> **Records shown**
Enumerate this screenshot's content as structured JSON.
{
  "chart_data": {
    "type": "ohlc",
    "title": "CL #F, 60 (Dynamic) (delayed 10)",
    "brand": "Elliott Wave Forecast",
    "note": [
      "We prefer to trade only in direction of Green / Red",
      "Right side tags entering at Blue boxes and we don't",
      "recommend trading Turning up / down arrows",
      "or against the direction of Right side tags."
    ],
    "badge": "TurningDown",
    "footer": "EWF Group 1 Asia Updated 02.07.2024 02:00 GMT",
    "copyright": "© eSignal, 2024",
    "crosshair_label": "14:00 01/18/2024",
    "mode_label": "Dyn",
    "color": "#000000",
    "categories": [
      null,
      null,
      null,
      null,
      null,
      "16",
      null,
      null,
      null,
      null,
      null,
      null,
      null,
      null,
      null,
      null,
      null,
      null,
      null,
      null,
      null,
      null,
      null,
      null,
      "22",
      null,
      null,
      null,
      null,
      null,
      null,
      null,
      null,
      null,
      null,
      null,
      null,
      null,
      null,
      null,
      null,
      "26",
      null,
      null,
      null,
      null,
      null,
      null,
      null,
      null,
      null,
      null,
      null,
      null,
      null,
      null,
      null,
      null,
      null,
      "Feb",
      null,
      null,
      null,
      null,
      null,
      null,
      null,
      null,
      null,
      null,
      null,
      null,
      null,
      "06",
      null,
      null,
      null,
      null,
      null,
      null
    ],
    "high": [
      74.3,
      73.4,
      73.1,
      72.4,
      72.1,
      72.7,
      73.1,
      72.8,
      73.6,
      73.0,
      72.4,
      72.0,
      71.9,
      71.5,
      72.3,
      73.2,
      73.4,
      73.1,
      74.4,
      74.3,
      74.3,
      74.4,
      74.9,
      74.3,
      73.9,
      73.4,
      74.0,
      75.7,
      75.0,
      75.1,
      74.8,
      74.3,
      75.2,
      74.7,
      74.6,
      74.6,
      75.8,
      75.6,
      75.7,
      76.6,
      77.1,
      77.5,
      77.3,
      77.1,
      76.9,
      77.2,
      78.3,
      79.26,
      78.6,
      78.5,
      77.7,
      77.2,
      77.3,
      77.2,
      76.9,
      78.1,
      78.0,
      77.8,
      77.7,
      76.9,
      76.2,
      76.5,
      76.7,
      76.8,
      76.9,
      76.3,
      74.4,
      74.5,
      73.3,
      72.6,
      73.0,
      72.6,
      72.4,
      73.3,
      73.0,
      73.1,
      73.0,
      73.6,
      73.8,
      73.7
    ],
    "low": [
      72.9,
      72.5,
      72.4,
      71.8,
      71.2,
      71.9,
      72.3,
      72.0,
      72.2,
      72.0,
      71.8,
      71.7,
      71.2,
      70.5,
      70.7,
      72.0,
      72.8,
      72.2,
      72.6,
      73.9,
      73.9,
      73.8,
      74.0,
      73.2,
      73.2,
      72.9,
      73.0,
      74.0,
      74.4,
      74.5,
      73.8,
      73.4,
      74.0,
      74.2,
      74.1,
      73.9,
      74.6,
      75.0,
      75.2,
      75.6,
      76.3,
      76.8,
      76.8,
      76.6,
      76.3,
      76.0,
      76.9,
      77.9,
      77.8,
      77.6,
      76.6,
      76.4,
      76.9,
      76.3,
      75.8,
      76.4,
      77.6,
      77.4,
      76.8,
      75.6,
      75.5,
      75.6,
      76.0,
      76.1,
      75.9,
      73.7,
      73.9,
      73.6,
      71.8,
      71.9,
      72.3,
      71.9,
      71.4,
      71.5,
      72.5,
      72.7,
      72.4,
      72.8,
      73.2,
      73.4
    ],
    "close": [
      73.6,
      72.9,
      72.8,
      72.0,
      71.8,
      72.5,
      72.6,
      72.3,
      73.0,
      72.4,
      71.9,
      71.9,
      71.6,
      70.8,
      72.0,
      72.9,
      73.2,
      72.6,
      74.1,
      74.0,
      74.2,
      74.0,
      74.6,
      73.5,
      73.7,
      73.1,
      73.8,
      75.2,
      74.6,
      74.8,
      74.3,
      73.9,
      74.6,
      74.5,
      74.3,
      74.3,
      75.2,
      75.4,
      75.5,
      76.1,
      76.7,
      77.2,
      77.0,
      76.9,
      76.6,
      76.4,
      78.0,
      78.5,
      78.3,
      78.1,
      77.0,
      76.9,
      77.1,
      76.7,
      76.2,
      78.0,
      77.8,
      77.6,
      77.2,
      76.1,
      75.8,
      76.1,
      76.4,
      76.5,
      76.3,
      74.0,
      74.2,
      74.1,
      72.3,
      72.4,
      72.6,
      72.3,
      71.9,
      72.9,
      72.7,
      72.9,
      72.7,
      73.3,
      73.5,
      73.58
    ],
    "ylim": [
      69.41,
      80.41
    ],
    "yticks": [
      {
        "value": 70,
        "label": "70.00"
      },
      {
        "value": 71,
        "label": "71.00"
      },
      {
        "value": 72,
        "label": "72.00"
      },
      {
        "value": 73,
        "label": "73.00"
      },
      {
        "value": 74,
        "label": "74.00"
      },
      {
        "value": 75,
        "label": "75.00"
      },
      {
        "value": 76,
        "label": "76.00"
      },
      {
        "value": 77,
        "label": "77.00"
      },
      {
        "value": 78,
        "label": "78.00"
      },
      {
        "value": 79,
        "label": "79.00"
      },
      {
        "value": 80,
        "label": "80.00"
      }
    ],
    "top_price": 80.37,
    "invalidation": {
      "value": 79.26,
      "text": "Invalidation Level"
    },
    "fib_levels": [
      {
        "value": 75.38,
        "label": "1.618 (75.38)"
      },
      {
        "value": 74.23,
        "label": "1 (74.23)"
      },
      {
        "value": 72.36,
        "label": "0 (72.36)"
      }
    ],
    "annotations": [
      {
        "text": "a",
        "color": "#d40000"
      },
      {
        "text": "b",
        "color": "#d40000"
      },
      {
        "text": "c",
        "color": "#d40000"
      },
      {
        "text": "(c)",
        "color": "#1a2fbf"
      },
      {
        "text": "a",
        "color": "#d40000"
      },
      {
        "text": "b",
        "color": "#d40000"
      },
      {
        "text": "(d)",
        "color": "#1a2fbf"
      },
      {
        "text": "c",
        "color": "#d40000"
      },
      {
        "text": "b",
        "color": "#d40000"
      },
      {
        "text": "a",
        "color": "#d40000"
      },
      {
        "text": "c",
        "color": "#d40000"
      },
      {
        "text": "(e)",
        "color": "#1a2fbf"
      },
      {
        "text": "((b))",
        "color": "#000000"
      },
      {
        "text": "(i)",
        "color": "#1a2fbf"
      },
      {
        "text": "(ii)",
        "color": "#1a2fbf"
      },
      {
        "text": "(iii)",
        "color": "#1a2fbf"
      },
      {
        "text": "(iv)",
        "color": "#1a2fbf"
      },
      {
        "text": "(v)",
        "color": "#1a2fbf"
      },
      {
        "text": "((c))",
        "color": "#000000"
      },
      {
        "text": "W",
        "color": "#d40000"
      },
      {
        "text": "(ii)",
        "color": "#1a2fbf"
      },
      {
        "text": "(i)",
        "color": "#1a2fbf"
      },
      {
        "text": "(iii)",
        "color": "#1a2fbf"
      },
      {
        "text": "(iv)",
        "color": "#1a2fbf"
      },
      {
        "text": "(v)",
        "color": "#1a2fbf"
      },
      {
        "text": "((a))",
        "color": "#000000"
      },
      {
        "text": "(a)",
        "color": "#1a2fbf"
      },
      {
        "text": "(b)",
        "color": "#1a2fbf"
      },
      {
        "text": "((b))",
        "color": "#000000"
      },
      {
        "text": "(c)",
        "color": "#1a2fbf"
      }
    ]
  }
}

> **Aim**
Write out every line of the listing that holds the word "direction".

> **Exercise output**
      "We prefer to trade only in direction of Green / Red",
      "or against the direction of Right side tags."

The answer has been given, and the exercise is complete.